### AIM OF THE EXERCISE
Transcribe every entry word for word. Skip the pictures.

### SUPPLIED INFORMATION
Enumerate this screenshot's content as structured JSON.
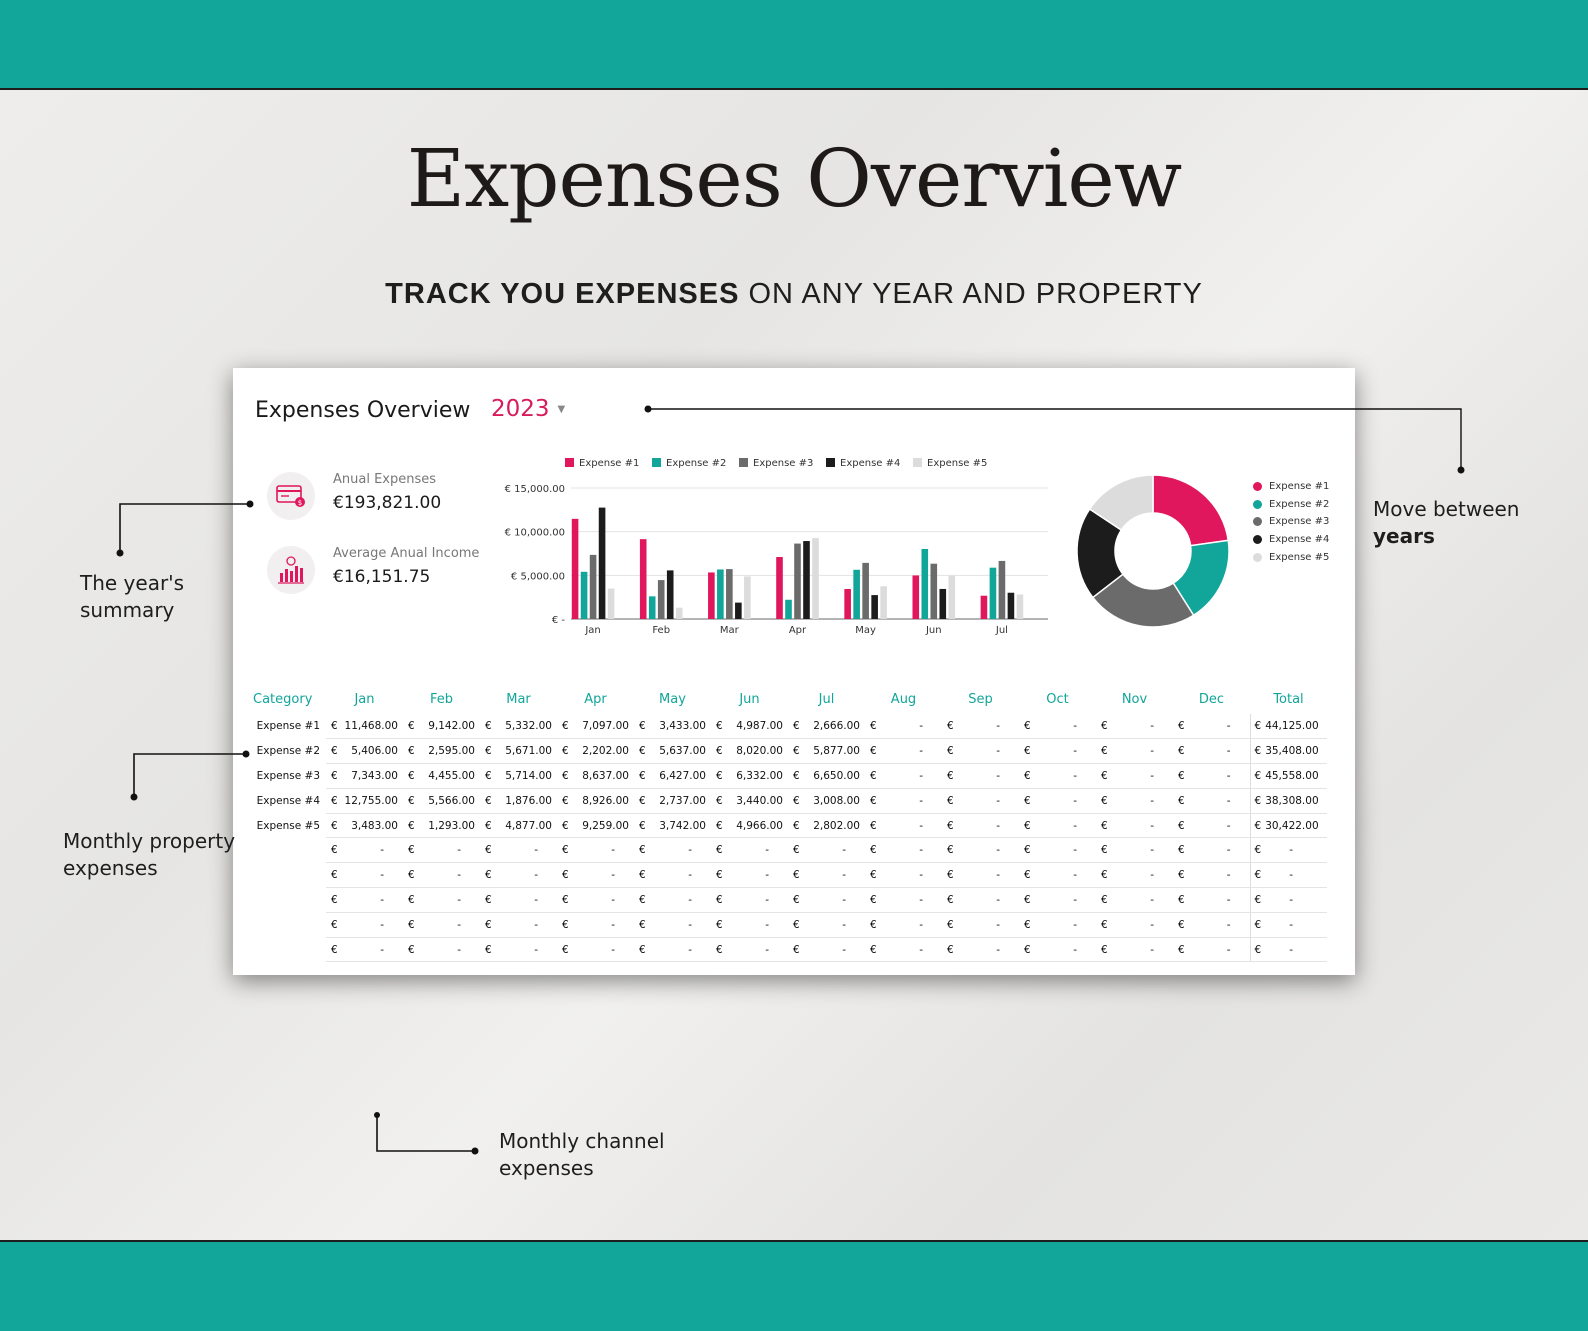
{
  "hero": {
    "title": "Expenses Overview",
    "subtitle_bold": "TRACK YOU EXPENSES",
    "subtitle_rest": " ON ANY YEAR AND PROPERTY"
  },
  "dashboard": {
    "title": "Expenses Overview",
    "year": "2023",
    "summary": [
      {
        "label": "Anual Expenses",
        "value": "€193,821.00",
        "icon": "credit-card-icon"
      },
      {
        "label": "Average Anual Income",
        "value": "€16,151.75",
        "icon": "income-chart-icon"
      }
    ]
  },
  "colors": {
    "accent": "#12a59a",
    "pink": "#d81b5b",
    "series": [
      "#e0175d",
      "#12a59a",
      "#6b6b6b",
      "#1c1c1c",
      "#dcdcdc"
    ]
  },
  "chart_data": [
    {
      "type": "bar",
      "categories": [
        "Jan",
        "Feb",
        "Mar",
        "Apr",
        "May",
        "Jun",
        "Jul"
      ],
      "series": [
        {
          "name": "Expense #1",
          "values": [
            11468,
            9142,
            5332,
            7097,
            3433,
            4987,
            2666
          ]
        },
        {
          "name": "Expense #2",
          "values": [
            5406,
            2595,
            5671,
            2202,
            5637,
            8020,
            5877
          ]
        },
        {
          "name": "Expense #3",
          "values": [
            7343,
            4455,
            5714,
            8637,
            6427,
            6332,
            6650
          ]
        },
        {
          "name": "Expense #4",
          "values": [
            12755,
            5566,
            1876,
            8926,
            2737,
            3440,
            3008
          ]
        },
        {
          "name": "Expense #5",
          "values": [
            3483,
            1293,
            4877,
            9259,
            3742,
            4966,
            2802
          ]
        }
      ],
      "yticks": [
        "€ -",
        "€ 5,000.00",
        "€ 10,000.00",
        "€ 15,000.00"
      ],
      "ylim": [
        0,
        15000
      ],
      "legend": "top",
      "grid": true
    },
    {
      "type": "pie",
      "labels": [
        "Expense #1",
        "Expense #2",
        "Expense #3",
        "Expense #4",
        "Expense #5"
      ],
      "values": [
        44125,
        35408,
        45558,
        38308,
        30422
      ],
      "donut": true,
      "legend": "right"
    }
  ],
  "table": {
    "headers": [
      "Category",
      "Jan",
      "Feb",
      "Mar",
      "Apr",
      "May",
      "Jun",
      "Jul",
      "Aug",
      "Sep",
      "Oct",
      "Nov",
      "Dec",
      "Total"
    ],
    "currency": "€",
    "empty": "-",
    "rows": [
      {
        "category": "Expense #1",
        "values": [
          "11,468.00",
          "9,142.00",
          "5,332.00",
          "7,097.00",
          "3,433.00",
          "4,987.00",
          "2,666.00",
          "-",
          "-",
          "-",
          "-",
          "-"
        ],
        "total": "44,125.00"
      },
      {
        "category": "Expense #2",
        "values": [
          "5,406.00",
          "2,595.00",
          "5,671.00",
          "2,202.00",
          "5,637.00",
          "8,020.00",
          "5,877.00",
          "-",
          "-",
          "-",
          "-",
          "-"
        ],
        "total": "35,408.00"
      },
      {
        "category": "Expense #3",
        "values": [
          "7,343.00",
          "4,455.00",
          "5,714.00",
          "8,637.00",
          "6,427.00",
          "6,332.00",
          "6,650.00",
          "-",
          "-",
          "-",
          "-",
          "-"
        ],
        "total": "45,558.00"
      },
      {
        "category": "Expense #4",
        "values": [
          "12,755.00",
          "5,566.00",
          "1,876.00",
          "8,926.00",
          "2,737.00",
          "3,440.00",
          "3,008.00",
          "-",
          "-",
          "-",
          "-",
          "-"
        ],
        "total": "38,308.00"
      },
      {
        "category": "Expense #5",
        "values": [
          "3,483.00",
          "1,293.00",
          "4,877.00",
          "9,259.00",
          "3,742.00",
          "4,966.00",
          "2,802.00",
          "-",
          "-",
          "-",
          "-",
          "-"
        ],
        "total": "30,422.00"
      },
      {
        "category": "",
        "values": [
          "-",
          "-",
          "-",
          "-",
          "-",
          "-",
          "-",
          "-",
          "-",
          "-",
          "-",
          "-"
        ],
        "total": "-"
      },
      {
        "category": "",
        "values": [
          "-",
          "-",
          "-",
          "-",
          "-",
          "-",
          "-",
          "-",
          "-",
          "-",
          "-",
          "-"
        ],
        "total": "-"
      },
      {
        "category": "",
        "values": [
          "-",
          "-",
          "-",
          "-",
          "-",
          "-",
          "-",
          "-",
          "-",
          "-",
          "-",
          "-"
        ],
        "total": "-"
      },
      {
        "category": "",
        "values": [
          "-",
          "-",
          "-",
          "-",
          "-",
          "-",
          "-",
          "-",
          "-",
          "-",
          "-",
          "-"
        ],
        "total": "-"
      },
      {
        "category": "",
        "values": [
          "-",
          "-",
          "-",
          "-",
          "-",
          "-",
          "-",
          "-",
          "-",
          "-",
          "-",
          "-"
        ],
        "total": "-"
      }
    ]
  },
  "callouts": {
    "summary": [
      "The year's",
      "summary"
    ],
    "years_line1": "Move between",
    "years_line2": "years",
    "property": [
      "Monthly property",
      "expenses"
    ],
    "channel": [
      "Monthly channel",
      "expenses"
    ]
  }
}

### SOLUTION TO THIS EXERCISE
Enumerate this screenshot's content as structured JSON.
{
  "hero": {
    "title": "Expenses Overview",
    "subtitle_bold": "TRACK YOU EXPENSES",
    "subtitle_rest": " ON ANY YEAR AND PROPERTY"
  },
  "dashboard": {
    "title": "Expenses Overview",
    "year": "2023",
    "summary": [
      {
        "label": "Anual Expenses",
        "value": "€193,821.00",
        "icon": "credit-card-icon"
      },
      {
        "label": "Average Anual Income",
        "value": "€16,151.75",
        "icon": "income-chart-icon"
      }
    ]
  },
  "colors": {
    "accent": "#12a59a",
    "pink": "#d81b5b",
    "series": [
      "#e0175d",
      "#12a59a",
      "#6b6b6b",
      "#1c1c1c",
      "#dcdcdc"
    ]
  },
  "chart_data": [
    {
      "type": "bar",
      "categories": [
        "Jan",
        "Feb",
        "Mar",
        "Apr",
        "May",
        "Jun",
        "Jul"
      ],
      "series": [
        {
          "name": "Expense #1",
          "values": [
            11468,
            9142,
            5332,
            7097,
            3433,
            4987,
            2666
          ]
        },
        {
          "name": "Expense #2",
          "values": [
            5406,
            2595,
            5671,
            2202,
            5637,
            8020,
            5877
          ]
        },
        {
          "name": "Expense #3",
          "values": [
            7343,
            4455,
            5714,
            8637,
            6427,
            6332,
            6650
          ]
        },
        {
          "name": "Expense #4",
          "values": [
            12755,
            5566,
            1876,
            8926,
            2737,
            3440,
            3008
          ]
        },
        {
          "name": "Expense #5",
          "values": [
            3483,
            1293,
            4877,
            9259,
            3742,
            4966,
            2802
          ]
        }
      ],
      "yticks": [
        "€ -",
        "€ 5,000.00",
        "€ 10,000.00",
        "€ 15,000.00"
      ],
      "ylim": [
        0,
        15000
      ],
      "legend": "top",
      "grid": true
    },
    {
      "type": "pie",
      "labels": [
        "Expense #1",
        "Expense #2",
        "Expense #3",
        "Expense #4",
        "Expense #5"
      ],
      "values": [
        44125,
        35408,
        45558,
        38308,
        30422
      ],
      "donut": true,
      "legend": "right"
    }
  ],
  "table": {
    "headers": [
      "Category",
      "Jan",
      "Feb",
      "Mar",
      "Apr",
      "May",
      "Jun",
      "Jul",
      "Aug",
      "Sep",
      "Oct",
      "Nov",
      "Dec",
      "Total"
    ],
    "currency": "€",
    "empty": "-",
    "rows": [
      {
        "category": "Expense #1",
        "values": [
          "11,468.00",
          "9,142.00",
          "5,332.00",
          "7,097.00",
          "3,433.00",
          "4,987.00",
          "2,666.00",
          "-",
          "-",
          "-",
          "-",
          "-"
        ],
        "total": "44,125.00"
      },
      {
        "category": "Expense #2",
        "values": [
          "5,406.00",
          "2,595.00",
          "5,671.00",
          "2,202.00",
          "5,637.00",
          "8,020.00",
          "5,877.00",
          "-",
          "-",
          "-",
          "-",
          "-"
        ],
        "total": "35,408.00"
      },
      {
        "category": "Expense #3",
        "values": [
          "7,343.00",
          "4,455.00",
          "5,714.00",
          "8,637.00",
          "6,427.00",
          "6,332.00",
          "6,650.00",
          "-",
          "-",
          "-",
          "-",
          "-"
        ],
        "total": "45,558.00"
      },
      {
        "category": "Expense #4",
        "values": [
          "12,755.00",
          "5,566.00",
          "1,876.00",
          "8,926.00",
          "2,737.00",
          "3,440.00",
          "3,008.00",
          "-",
          "-",
          "-",
          "-",
          "-"
        ],
        "total": "38,308.00"
      },
      {
        "category": "Expense #5",
        "values": [
          "3,483.00",
          "1,293.00",
          "4,877.00",
          "9,259.00",
          "3,742.00",
          "4,966.00",
          "2,802.00",
          "-",
          "-",
          "-",
          "-",
          "-"
        ],
        "total": "30,422.00"
      },
      {
        "category": "",
        "values": [
          "-",
          "-",
          "-",
          "-",
          "-",
          "-",
          "-",
          "-",
          "-",
          "-",
          "-",
          "-"
        ],
        "total": "-"
      },
      {
        "category": "",
        "values": [
          "-",
          "-",
          "-",
          "-",
          "-",
          "-",
          "-",
          "-",
          "-",
          "-",
          "-",
          "-"
        ],
        "total": "-"
      },
      {
        "category": "",
        "values": [
          "-",
          "-",
          "-",
          "-",
          "-",
          "-",
          "-",
          "-",
          "-",
          "-",
          "-",
          "-"
        ],
        "total": "-"
      },
      {
        "category": "",
        "values": [
          "-",
          "-",
          "-",
          "-",
          "-",
          "-",
          "-",
          "-",
          "-",
          "-",
          "-",
          "-"
        ],
        "total": "-"
      },
      {
        "category": "",
        "values": [
          "-",
          "-",
          "-",
          "-",
          "-",
          "-",
          "-",
          "-",
          "-",
          "-",
          "-",
          "-"
        ],
        "total": "-"
      }
    ]
  },
  "callouts": {
    "summary": [
      "The year's",
      "summary"
    ],
    "years_line1": "Move between",
    "years_line2": "years",
    "property": [
      "Monthly property",
      "expenses"
    ],
    "channel": [
      "Monthly channel",
      "expenses"
    ]
  }
}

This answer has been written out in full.